* _Required work_
State only the number of lines that include "Яковлевич".

(Source data)
────

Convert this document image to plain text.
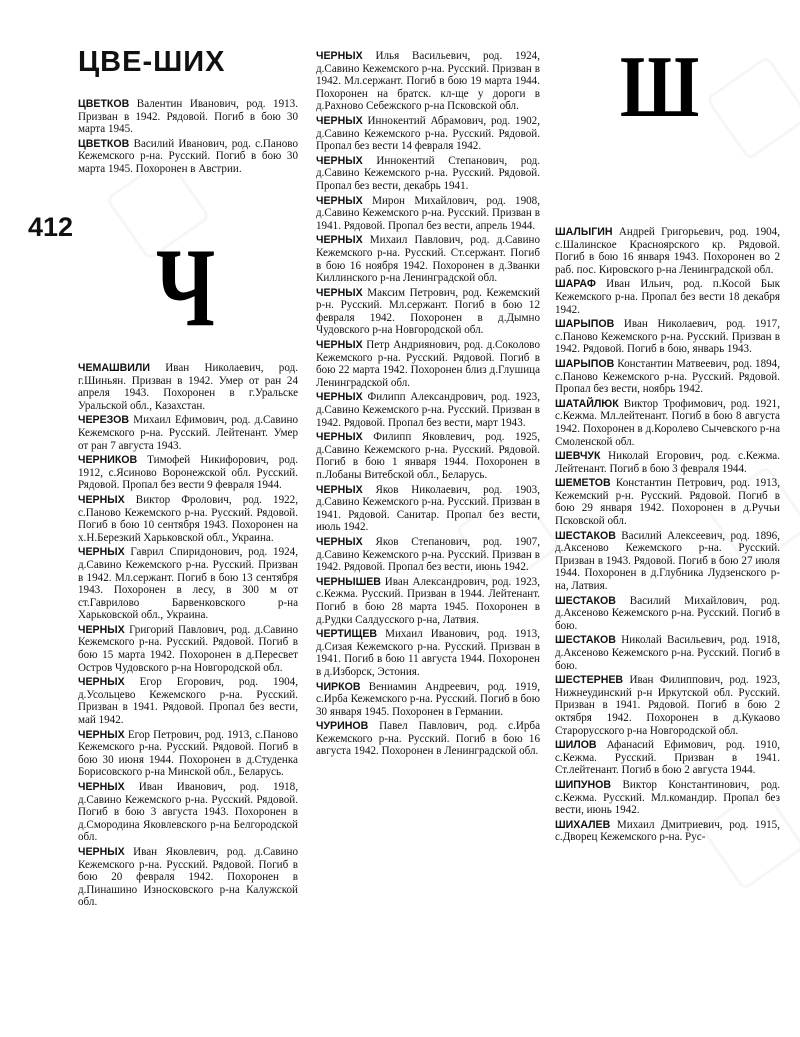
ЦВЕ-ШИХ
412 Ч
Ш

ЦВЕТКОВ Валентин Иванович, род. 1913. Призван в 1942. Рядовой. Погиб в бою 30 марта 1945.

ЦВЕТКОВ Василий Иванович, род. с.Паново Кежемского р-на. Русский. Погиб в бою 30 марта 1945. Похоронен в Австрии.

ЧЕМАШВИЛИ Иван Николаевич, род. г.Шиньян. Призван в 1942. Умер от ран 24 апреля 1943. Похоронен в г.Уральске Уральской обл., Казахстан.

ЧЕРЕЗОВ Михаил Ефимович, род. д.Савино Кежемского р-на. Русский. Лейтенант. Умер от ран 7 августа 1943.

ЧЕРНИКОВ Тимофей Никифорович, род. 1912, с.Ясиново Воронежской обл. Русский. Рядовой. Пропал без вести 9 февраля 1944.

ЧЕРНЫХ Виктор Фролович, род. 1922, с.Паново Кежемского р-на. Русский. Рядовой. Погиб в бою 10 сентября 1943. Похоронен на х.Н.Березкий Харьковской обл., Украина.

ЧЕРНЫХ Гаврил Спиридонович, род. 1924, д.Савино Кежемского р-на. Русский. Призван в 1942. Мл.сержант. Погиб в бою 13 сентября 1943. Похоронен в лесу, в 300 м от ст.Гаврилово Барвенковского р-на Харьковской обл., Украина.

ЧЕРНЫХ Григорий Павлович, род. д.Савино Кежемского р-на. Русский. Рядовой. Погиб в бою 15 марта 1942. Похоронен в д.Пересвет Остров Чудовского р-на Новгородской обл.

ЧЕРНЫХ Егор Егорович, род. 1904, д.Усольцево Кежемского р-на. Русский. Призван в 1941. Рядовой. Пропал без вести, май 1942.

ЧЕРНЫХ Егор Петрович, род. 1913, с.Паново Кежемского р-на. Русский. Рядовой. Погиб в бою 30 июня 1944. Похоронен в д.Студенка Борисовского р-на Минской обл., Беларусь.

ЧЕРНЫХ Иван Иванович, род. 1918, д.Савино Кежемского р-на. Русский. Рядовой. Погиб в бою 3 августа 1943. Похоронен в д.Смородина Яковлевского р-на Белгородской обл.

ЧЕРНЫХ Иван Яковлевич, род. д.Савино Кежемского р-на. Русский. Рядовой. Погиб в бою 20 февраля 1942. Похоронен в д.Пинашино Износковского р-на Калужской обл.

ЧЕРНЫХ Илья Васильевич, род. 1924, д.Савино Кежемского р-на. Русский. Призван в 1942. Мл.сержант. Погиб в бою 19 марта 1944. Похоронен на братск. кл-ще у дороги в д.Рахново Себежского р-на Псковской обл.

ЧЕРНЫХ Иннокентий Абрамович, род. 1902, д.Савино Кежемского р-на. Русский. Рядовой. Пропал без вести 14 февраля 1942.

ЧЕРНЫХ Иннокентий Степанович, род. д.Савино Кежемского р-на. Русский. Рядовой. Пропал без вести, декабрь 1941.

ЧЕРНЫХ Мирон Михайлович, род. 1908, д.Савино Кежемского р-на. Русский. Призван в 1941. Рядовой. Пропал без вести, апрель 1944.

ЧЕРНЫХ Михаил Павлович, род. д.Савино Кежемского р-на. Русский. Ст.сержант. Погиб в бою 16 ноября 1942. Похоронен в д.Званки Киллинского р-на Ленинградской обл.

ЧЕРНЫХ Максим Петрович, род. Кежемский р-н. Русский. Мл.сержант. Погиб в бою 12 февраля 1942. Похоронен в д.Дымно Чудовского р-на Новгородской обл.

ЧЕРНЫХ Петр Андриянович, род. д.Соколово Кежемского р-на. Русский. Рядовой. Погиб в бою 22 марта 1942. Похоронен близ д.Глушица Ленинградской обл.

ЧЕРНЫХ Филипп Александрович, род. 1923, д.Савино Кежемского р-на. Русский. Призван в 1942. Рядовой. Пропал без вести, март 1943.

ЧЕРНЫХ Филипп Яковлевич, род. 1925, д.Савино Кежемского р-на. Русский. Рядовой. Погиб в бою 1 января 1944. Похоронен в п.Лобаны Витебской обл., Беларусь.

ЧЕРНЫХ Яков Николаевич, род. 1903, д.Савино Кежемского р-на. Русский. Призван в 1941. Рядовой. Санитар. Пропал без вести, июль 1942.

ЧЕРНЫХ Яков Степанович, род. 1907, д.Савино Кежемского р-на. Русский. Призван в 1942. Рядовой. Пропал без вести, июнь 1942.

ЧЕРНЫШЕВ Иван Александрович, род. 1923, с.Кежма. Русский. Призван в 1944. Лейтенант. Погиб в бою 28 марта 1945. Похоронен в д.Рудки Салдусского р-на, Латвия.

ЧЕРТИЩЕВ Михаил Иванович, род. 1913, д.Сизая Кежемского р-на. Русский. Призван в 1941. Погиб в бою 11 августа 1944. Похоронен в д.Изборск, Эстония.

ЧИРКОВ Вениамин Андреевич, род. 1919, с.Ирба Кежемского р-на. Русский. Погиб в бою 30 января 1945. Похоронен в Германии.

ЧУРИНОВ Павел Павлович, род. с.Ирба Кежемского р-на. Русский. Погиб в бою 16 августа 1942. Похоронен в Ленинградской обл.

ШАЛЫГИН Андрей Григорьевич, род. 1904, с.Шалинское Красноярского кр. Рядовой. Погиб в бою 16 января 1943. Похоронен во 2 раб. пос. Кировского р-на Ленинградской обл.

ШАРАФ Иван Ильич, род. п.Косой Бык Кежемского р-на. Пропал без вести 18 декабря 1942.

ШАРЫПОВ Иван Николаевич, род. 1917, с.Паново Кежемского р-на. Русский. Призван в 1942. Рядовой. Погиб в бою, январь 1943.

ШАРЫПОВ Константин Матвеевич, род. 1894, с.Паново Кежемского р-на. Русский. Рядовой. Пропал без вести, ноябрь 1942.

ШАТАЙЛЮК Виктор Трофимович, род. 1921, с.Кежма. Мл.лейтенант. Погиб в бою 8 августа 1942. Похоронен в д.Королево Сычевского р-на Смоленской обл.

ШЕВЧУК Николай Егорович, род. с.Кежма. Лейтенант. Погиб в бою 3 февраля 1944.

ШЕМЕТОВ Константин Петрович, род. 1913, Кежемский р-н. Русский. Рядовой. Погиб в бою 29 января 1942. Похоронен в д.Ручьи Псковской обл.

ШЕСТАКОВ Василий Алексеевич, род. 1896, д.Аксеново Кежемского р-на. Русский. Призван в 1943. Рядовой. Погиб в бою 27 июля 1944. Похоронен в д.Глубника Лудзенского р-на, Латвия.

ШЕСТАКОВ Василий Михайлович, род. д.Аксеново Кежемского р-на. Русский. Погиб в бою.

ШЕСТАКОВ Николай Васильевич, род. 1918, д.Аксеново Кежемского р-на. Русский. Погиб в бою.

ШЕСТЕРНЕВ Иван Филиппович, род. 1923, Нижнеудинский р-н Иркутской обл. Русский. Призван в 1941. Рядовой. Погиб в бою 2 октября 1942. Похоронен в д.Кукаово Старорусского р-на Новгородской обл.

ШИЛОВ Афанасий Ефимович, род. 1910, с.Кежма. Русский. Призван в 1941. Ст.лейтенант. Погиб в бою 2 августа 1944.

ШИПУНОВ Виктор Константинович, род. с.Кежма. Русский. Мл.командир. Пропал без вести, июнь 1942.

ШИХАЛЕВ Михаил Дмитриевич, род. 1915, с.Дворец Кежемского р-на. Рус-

────

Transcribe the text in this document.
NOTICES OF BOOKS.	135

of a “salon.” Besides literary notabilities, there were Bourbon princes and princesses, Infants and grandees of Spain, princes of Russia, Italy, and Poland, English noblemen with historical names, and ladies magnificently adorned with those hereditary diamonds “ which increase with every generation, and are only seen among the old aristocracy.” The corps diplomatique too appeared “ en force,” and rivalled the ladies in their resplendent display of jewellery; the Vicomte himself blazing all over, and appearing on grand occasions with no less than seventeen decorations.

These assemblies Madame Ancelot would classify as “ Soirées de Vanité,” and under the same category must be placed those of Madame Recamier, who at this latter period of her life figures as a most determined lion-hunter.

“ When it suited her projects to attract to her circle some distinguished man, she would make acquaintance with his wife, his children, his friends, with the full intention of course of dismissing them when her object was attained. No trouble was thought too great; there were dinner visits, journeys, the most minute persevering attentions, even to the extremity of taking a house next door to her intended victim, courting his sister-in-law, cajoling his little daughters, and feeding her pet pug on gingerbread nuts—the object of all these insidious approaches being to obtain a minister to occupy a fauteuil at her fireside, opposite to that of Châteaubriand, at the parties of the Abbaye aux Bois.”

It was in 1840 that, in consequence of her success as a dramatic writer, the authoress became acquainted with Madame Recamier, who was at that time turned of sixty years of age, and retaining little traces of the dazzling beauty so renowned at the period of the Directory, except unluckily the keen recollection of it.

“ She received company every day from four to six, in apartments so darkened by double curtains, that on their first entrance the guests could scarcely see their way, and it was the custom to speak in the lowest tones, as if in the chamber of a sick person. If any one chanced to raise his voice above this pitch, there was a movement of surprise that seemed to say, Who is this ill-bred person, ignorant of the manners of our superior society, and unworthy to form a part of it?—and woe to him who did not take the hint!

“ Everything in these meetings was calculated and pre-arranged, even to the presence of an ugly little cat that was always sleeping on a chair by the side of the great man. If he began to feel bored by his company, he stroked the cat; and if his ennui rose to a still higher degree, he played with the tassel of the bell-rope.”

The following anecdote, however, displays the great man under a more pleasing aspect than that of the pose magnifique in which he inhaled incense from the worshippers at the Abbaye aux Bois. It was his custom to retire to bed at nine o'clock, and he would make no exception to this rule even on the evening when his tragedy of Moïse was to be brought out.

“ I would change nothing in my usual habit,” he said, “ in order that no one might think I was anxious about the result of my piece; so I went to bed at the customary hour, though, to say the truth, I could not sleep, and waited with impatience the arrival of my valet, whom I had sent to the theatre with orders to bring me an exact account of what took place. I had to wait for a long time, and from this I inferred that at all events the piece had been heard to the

────

* _Solution to the problem_
2